- **Given instruction**: Set down the full listing exactly as given. Any pictures are to be left out.

- **Dataset extract**:
□ □ □ □
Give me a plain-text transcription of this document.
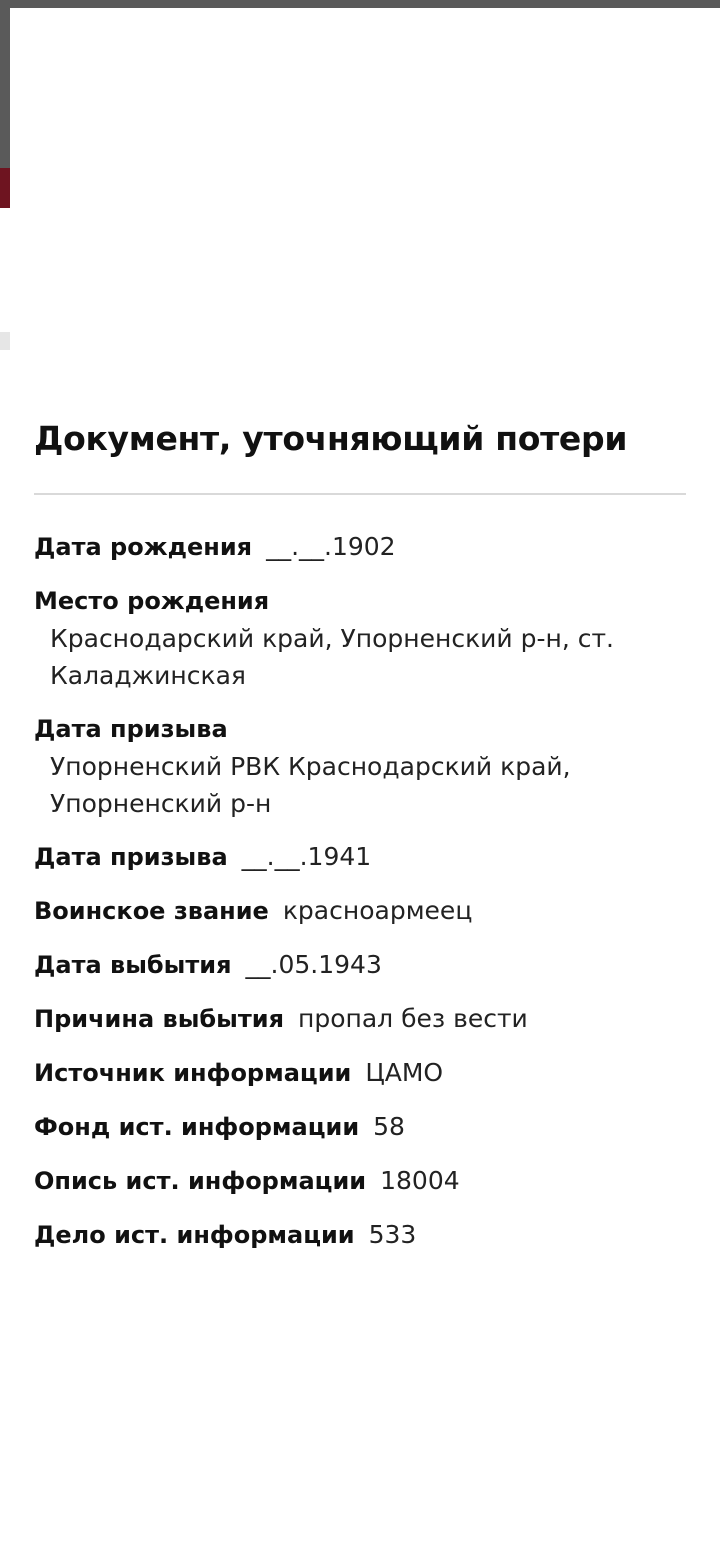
Документ, уточняющий потери
Дата рождения __.__.1902
Место рождения
Краснодарский край, Упорненский р-н, ст. Каладжинская
Дата призыва
Упорненский РВК Краснодарский край, Упорненский р-н
Дата призыва __.__.1941
Воинское звание красноармеец
Дата выбытия __.05.1943
Причина выбытия пропал без вести
Источник информации ЦАМО
Фонд ист. информации 58
Опись ист. информации 18004
Дело ист. информации 533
□ □ □ □
- **Exercise solution**:
Give me a plain-text transcription of this document.
Документ, уточняющий потери
Дата рождения __.__.1902
Место рождения
Краснодарский край, Упорненский р-н, ст. Каладжинская
Дата призыва
Упорненский РВК Краснодарский край, Упорненский р-н
Дата призыва __.__.1941
Воинское звание красноармеец
Дата выбытия __.05.1943
Причина выбытия пропал без вести
Источник информации ЦАМО
Фонд ист. информации 58
Опись ист. информации 18004
Дело ист. информации 533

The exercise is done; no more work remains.